## Given data
■ ■ ■
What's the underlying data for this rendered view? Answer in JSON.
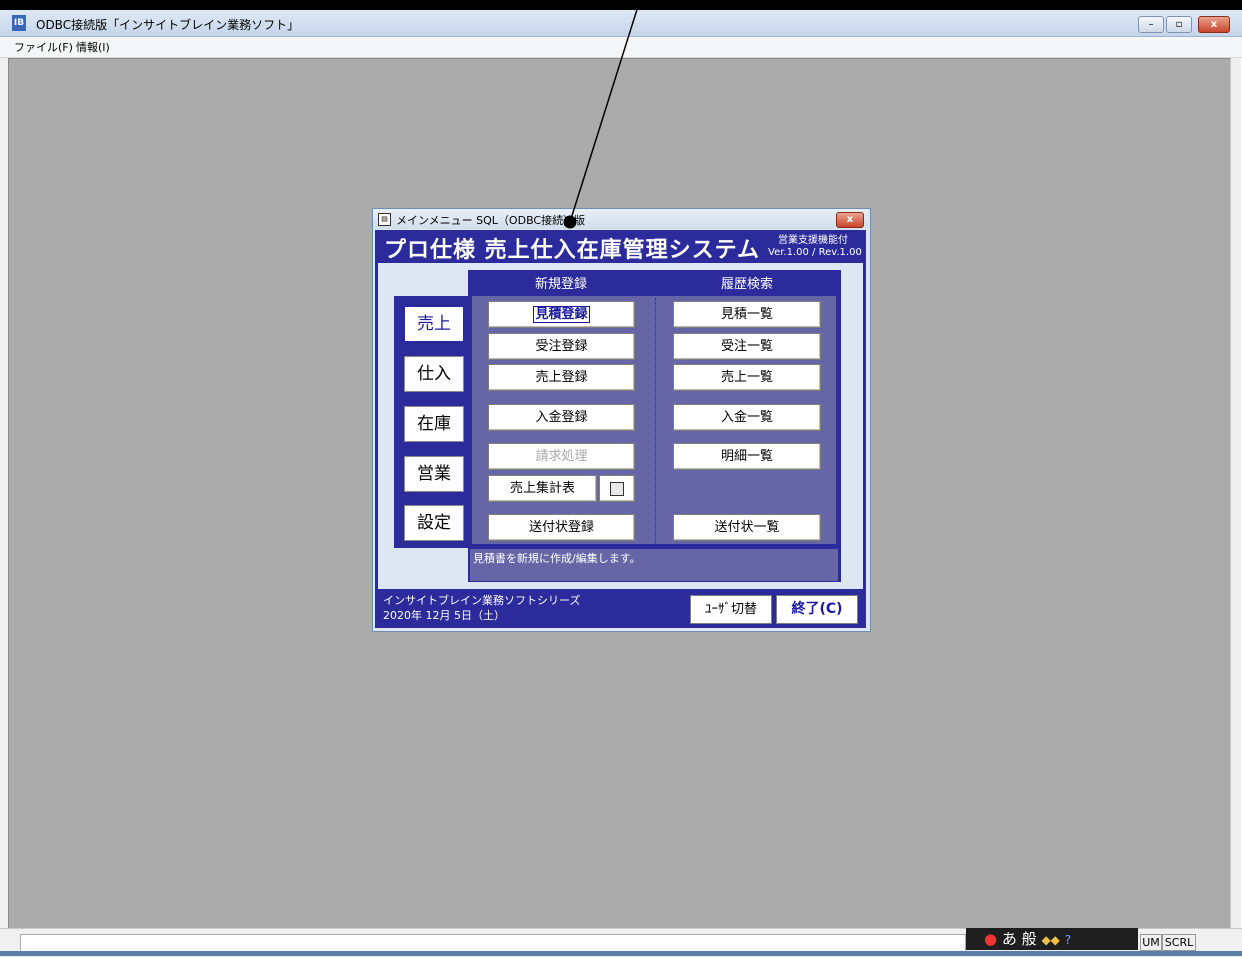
{
  "app": {
    "title": "ODBC接続版「インサイトブレイン業務ソフト」",
    "icon_label": "IB",
    "menu": [
      "ファイル(F)",
      "情報(I)"
    ],
    "window_controls": {
      "minimize": "–",
      "maximize": "▫",
      "close": "x"
    }
  },
  "dialog": {
    "title": "メインメニュー SQL（ODBC接続）版",
    "close_label": "x",
    "header": {
      "title": "プロ仕様 売上仕入在庫管理システム",
      "subtitle": "営業支援機能付",
      "version": "Ver.1.00 / Rev.1.00"
    },
    "tabs": [
      {
        "label": "売上",
        "active": true
      },
      {
        "label": "仕入",
        "active": false
      },
      {
        "label": "在庫",
        "active": false
      },
      {
        "label": "営業",
        "active": false
      },
      {
        "label": "設定",
        "active": false
      }
    ],
    "columns": {
      "new": "新規登録",
      "history": "履歴検索"
    },
    "new_buttons": [
      {
        "label": "見積登録",
        "focused": true
      },
      {
        "label": "受注登録"
      },
      {
        "label": "売上登録"
      },
      {
        "label": "入金登録"
      },
      {
        "label": "請求処理",
        "disabled": true
      },
      {
        "label": "売上集計表"
      },
      {
        "label": "送付状登録"
      }
    ],
    "history_buttons": [
      {
        "label": "見積一覧"
      },
      {
        "label": "受注一覧"
      },
      {
        "label": "売上一覧"
      },
      {
        "label": "入金一覧"
      },
      {
        "label": "明細一覧"
      },
      {
        "label": "送付状一覧"
      }
    ],
    "status_message": "見積書を新規に作成/編集します。",
    "footer": {
      "series": "インサイトブレイン業務ソフトシリーズ",
      "date": "2020年 12月 5日（土）",
      "switch_user_label": "ﾕｰｻﾞ切替",
      "exit_label": "終了(C)"
    }
  },
  "statusbar": {
    "ime": "あ 般",
    "indicators": [
      "UM",
      "SCRL"
    ]
  },
  "colors": {
    "dialog_navy": "#2b2b9b",
    "panel_slate": "#6666a6",
    "mdi_background": "#ababab"
  }
}
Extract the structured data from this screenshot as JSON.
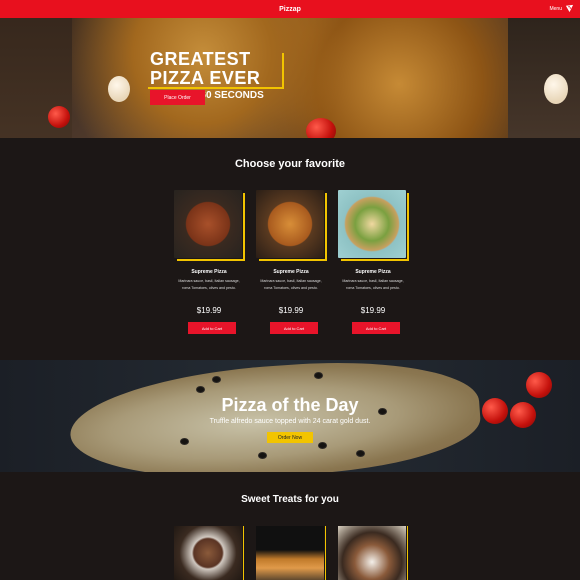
{
  "header": {
    "brand": "Pizzap",
    "menu_label": "Menu",
    "menu_icon": "pizza-slice-icon",
    "accent": "#e8101e"
  },
  "hero": {
    "title_line1": "GREATEST",
    "title_line2": "PIZZA EVER",
    "subtitle": "READY IN 60 SECONDS",
    "button": "Place Order",
    "frame_color": "#f2c400"
  },
  "favorites": {
    "title": "Choose your favorite",
    "cards": [
      {
        "name": "Supreme Pizza",
        "description": "Marinara sauce, basil, Italian sausage, roma Tomatoes, olives and pesto.",
        "price": "$19.99",
        "button": "Add to Cart"
      },
      {
        "name": "Supreme Pizza",
        "description": "Marinara sauce, basil, Italian sausage, roma Tomatoes, olives and pesto.",
        "price": "$19.99",
        "button": "Add to Cart"
      },
      {
        "name": "Supreme Pizza",
        "description": "Marinara sauce, basil, Italian sausage, roma Tomatoes, olives and pesto.",
        "price": "$19.99",
        "button": "Add to Cart"
      }
    ]
  },
  "pizza_of_the_day": {
    "title": "Pizza of the Day",
    "subtitle": "Truffle alfredo sauce topped with 24 carat gold dust.",
    "button": "Order Now",
    "button_color": "#f2c400"
  },
  "sweet_treats": {
    "title": "Sweet Treats for you"
  }
}
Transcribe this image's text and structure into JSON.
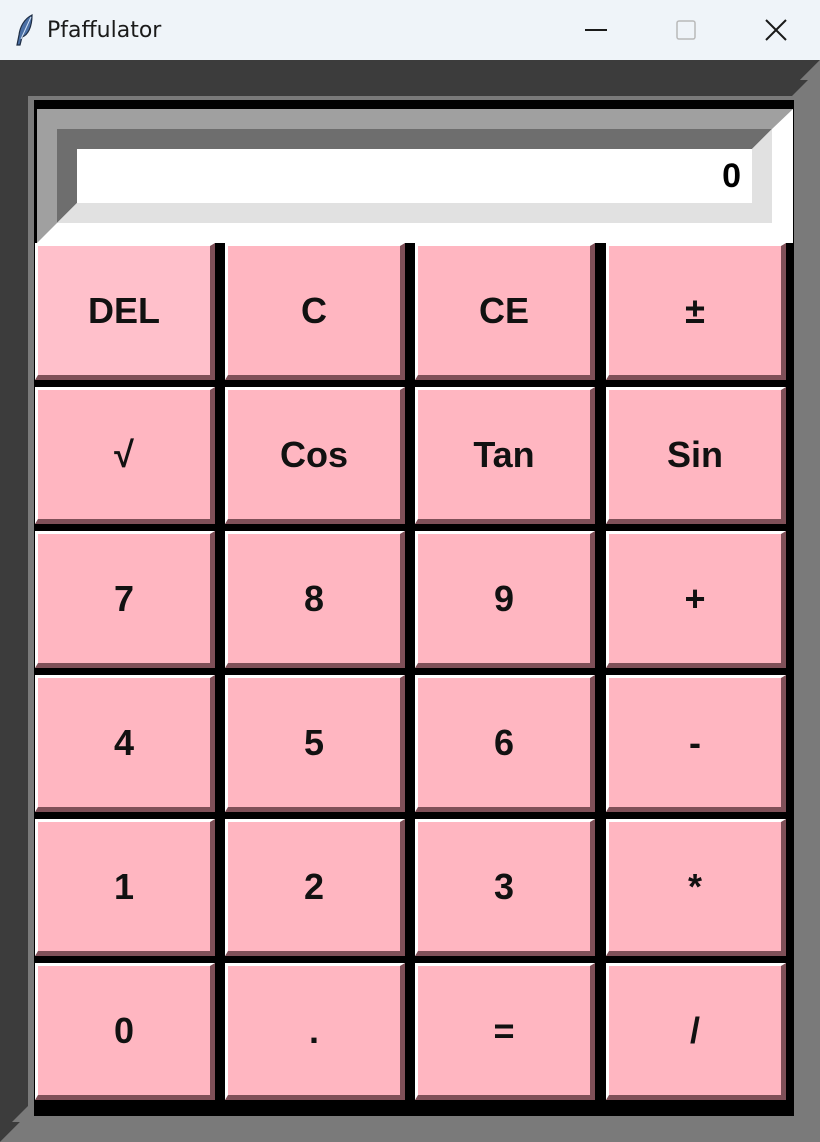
■ ■ ■
## Task goal
Each record above should come back exactly the same, only without its pictures.

## Answer to the task
What's the underlying data for this rendered view? Answer in JSON.
{
  "app": {
    "title": "ODBC接続版「インサイトブレイン業務ソフト」",
    "icon_label": "IB",
    "menu": [
      "ファイル(F)",
      "情報(I)"
    ],
    "window_controls": {
      "minimize": "–",
      "maximize": "▫",
      "close": "x"
    }
  },
  "dialog": {
    "title": "メインメニュー SQL（ODBC接続）版",
    "close_label": "x",
    "header": {
      "title": "プロ仕様 売上仕入在庫管理システム",
      "subtitle": "営業支援機能付",
      "version": "Ver.1.00 / Rev.1.00"
    },
    "tabs": [
      {
        "label": "売上",
        "active": true
      },
      {
        "label": "仕入",
        "active": false
      },
      {
        "label": "在庫",
        "active": false
      },
      {
        "label": "営業",
        "active": false
      },
      {
        "label": "設定",
        "active": false
      }
    ],
    "columns": {
      "new": "新規登録",
      "history": "履歴検索"
    },
    "new_buttons": [
      {
        "label": "見積登録",
        "focused": true
      },
      {
        "label": "受注登録"
      },
      {
        "label": "売上登録"
      },
      {
        "label": "入金登録"
      },
      {
        "label": "請求処理",
        "disabled": true
      },
      {
        "label": "売上集計表"
      },
      {
        "label": "送付状登録"
      }
    ],
    "history_buttons": [
      {
        "label": "見積一覧"
      },
      {
        "label": "受注一覧"
      },
      {
        "label": "売上一覧"
      },
      {
        "label": "入金一覧"
      },
      {
        "label": "明細一覧"
      },
      {
        "label": "送付状一覧"
      }
    ],
    "status_message": "見積書を新規に作成/編集します。",
    "footer": {
      "series": "インサイトブレイン業務ソフトシリーズ",
      "date": "2020年 12月 5日（土）",
      "switch_user_label": "ﾕｰｻﾞ切替",
      "exit_label": "終了(C)"
    }
  },
  "statusbar": {
    "ime": "あ 般",
    "indicators": [
      "UM",
      "SCRL"
    ]
  },
  "colors": {
    "dialog_navy": "#2b2b9b",
    "panel_slate": "#6666a6",
    "mdi_background": "#ababab"
  }
}
Extract the structured data from this screenshot as JSON.
{
  "header": {
    "brand": "Pizzap",
    "menu_label": "Menu",
    "menu_icon": "pizza-slice-icon",
    "accent": "#e8101e"
  },
  "hero": {
    "title_line1": "GREATEST",
    "title_line2": "PIZZA EVER",
    "subtitle": "READY IN 60 SECONDS",
    "button": "Place Order",
    "frame_color": "#f2c400"
  },
  "favorites": {
    "title": "Choose your favorite",
    "cards": [
      {
        "name": "Supreme Pizza",
        "description": "Marinara sauce, basil, Italian sausage, roma Tomatoes, olives and pesto.",
        "price": "$19.99",
        "button": "Add to Cart"
      },
      {
        "name": "Supreme Pizza",
        "description": "Marinara sauce, basil, Italian sausage, roma Tomatoes, olives and pesto.",
        "price": "$19.99",
        "button": "Add to Cart"
      },
      {
        "name": "Supreme Pizza",
        "description": "Marinara sauce, basil, Italian sausage, roma Tomatoes, olives and pesto.",
        "price": "$19.99",
        "button": "Add to Cart"
      }
    ]
  },
  "pizza_of_the_day": {
    "title": "Pizza of the Day",
    "subtitle": "Truffle alfredo sauce topped with 24 carat gold dust.",
    "button": "Order Now",
    "button_color": "#f2c400"
  },
  "sweet_treats": {
    "title": "Sweet Treats for you"
  }
}
Transcribe this image's text and structure into JSON.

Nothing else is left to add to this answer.